56
Понятно, где теперь обретаются актуальные художники, эти скорбные и жизнерадостные ацефалы? Во всеобщем мозге. И это, действительно, почти бесконечный виртуальный мозг, в котором всё должно повторяться и всё повторяется и не может не повториться, но повторяется с такой быстротой, с которой несравнимо никакое привычное восприятие, даже самое чувствительное, – так повторение прикрывает вещи неустранимой пеленой новизны. Чем менее мы способны разобраться в том, в чём сила образа, привлекшего наше внимание, тем в большей степени он эффективен в своём действии, он атакует тогда, когда мы его пытаемся воспринять. Наше восприятие напоминает лунную поверхность, оно всё пробито этими локальными точечными ударами, оно режется мгновенной вспышкой клипа; и две оставшиеся воронки соединяются повтором, а ещё точнее – этой непрекращающейся бомбардировкой, которая и смешивает все образы, не давая ни одному стать объектом созерцания.

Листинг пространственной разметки

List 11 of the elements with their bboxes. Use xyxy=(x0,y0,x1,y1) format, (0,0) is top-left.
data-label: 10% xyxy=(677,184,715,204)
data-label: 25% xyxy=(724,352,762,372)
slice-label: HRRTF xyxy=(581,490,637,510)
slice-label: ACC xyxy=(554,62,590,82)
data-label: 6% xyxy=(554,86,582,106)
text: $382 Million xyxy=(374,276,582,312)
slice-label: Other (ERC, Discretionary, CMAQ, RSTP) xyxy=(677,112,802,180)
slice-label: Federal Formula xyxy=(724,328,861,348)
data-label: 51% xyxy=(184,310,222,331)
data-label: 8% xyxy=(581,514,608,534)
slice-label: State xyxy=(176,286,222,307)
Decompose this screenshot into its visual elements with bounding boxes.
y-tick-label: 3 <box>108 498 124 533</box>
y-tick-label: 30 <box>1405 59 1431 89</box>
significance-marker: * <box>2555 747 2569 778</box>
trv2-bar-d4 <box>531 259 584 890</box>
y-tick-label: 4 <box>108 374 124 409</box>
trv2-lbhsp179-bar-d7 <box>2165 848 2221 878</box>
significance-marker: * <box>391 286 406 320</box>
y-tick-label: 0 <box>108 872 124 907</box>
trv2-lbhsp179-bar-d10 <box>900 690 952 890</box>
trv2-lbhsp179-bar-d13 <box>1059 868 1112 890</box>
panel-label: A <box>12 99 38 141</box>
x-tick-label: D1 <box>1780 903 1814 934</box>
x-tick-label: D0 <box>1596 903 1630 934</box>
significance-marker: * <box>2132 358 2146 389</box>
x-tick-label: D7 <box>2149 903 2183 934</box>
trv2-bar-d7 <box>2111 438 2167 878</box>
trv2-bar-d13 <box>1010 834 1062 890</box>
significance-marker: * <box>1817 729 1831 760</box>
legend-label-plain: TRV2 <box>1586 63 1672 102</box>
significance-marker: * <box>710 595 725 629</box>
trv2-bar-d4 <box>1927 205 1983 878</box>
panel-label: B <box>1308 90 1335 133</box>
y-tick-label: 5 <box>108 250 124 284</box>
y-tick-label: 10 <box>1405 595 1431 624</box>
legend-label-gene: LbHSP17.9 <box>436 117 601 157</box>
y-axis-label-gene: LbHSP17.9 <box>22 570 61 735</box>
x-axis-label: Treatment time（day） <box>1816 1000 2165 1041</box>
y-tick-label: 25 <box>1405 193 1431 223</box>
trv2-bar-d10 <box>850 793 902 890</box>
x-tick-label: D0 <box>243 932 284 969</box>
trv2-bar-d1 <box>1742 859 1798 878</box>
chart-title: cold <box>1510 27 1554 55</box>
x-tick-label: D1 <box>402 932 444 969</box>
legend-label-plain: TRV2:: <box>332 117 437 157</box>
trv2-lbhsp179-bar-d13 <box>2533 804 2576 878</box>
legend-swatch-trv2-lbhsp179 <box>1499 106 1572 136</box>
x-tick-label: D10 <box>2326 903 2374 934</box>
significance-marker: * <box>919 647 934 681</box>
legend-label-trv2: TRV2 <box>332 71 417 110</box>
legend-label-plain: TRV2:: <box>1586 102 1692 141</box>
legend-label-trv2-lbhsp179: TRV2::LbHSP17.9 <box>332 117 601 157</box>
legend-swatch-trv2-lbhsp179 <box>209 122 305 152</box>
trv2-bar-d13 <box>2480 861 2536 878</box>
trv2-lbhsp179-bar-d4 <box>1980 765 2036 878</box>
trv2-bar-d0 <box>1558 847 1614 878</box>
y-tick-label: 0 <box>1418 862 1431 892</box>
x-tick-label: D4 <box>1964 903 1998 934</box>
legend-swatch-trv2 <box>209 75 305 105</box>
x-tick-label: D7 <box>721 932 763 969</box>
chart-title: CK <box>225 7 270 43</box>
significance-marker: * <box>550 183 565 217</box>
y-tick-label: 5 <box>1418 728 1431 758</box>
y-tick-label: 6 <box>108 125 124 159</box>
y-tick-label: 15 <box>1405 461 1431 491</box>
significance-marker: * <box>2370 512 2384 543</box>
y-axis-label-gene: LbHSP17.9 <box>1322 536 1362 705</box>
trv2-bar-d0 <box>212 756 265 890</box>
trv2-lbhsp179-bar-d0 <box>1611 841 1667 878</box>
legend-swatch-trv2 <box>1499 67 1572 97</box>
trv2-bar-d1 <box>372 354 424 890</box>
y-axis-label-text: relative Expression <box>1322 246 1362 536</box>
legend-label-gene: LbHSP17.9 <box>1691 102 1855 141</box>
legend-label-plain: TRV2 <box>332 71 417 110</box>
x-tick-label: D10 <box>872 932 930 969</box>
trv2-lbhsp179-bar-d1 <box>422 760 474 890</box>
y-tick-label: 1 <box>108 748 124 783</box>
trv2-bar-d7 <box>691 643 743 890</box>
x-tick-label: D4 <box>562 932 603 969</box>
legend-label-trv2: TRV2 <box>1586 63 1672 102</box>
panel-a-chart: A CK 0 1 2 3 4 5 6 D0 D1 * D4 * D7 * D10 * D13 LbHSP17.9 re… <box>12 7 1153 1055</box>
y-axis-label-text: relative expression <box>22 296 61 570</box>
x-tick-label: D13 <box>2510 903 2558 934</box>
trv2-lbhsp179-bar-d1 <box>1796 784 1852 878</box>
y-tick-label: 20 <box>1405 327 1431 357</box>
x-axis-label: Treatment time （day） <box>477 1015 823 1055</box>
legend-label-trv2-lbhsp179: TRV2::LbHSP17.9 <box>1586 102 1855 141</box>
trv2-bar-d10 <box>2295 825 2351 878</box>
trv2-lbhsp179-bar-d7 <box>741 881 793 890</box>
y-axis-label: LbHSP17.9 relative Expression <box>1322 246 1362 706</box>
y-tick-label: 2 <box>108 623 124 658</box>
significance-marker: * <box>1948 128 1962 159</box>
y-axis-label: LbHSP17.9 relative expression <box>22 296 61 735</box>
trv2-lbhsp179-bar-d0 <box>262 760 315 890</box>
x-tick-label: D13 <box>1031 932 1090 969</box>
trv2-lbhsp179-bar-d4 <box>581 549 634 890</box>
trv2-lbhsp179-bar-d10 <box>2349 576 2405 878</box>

• **ОПИСАНИЕ ЗАДАНИЯ**:
Ответьте по фрагменту страницы:
1. Где теперь обретаются актуальные художники?
2. С чем сравнивается наше восприятие?
3. Что соединяет две оставшиеся воронки?
Отвечайте только по фрагменту страницы, листинг не используйте.

• **ОТВЕТ НА ЗАДАНИЕ**:
1. Во всеобщем мозге.
2. С лунной поверхностью.
3. Повтор, а точнее непрекращающаяся бомбардировка.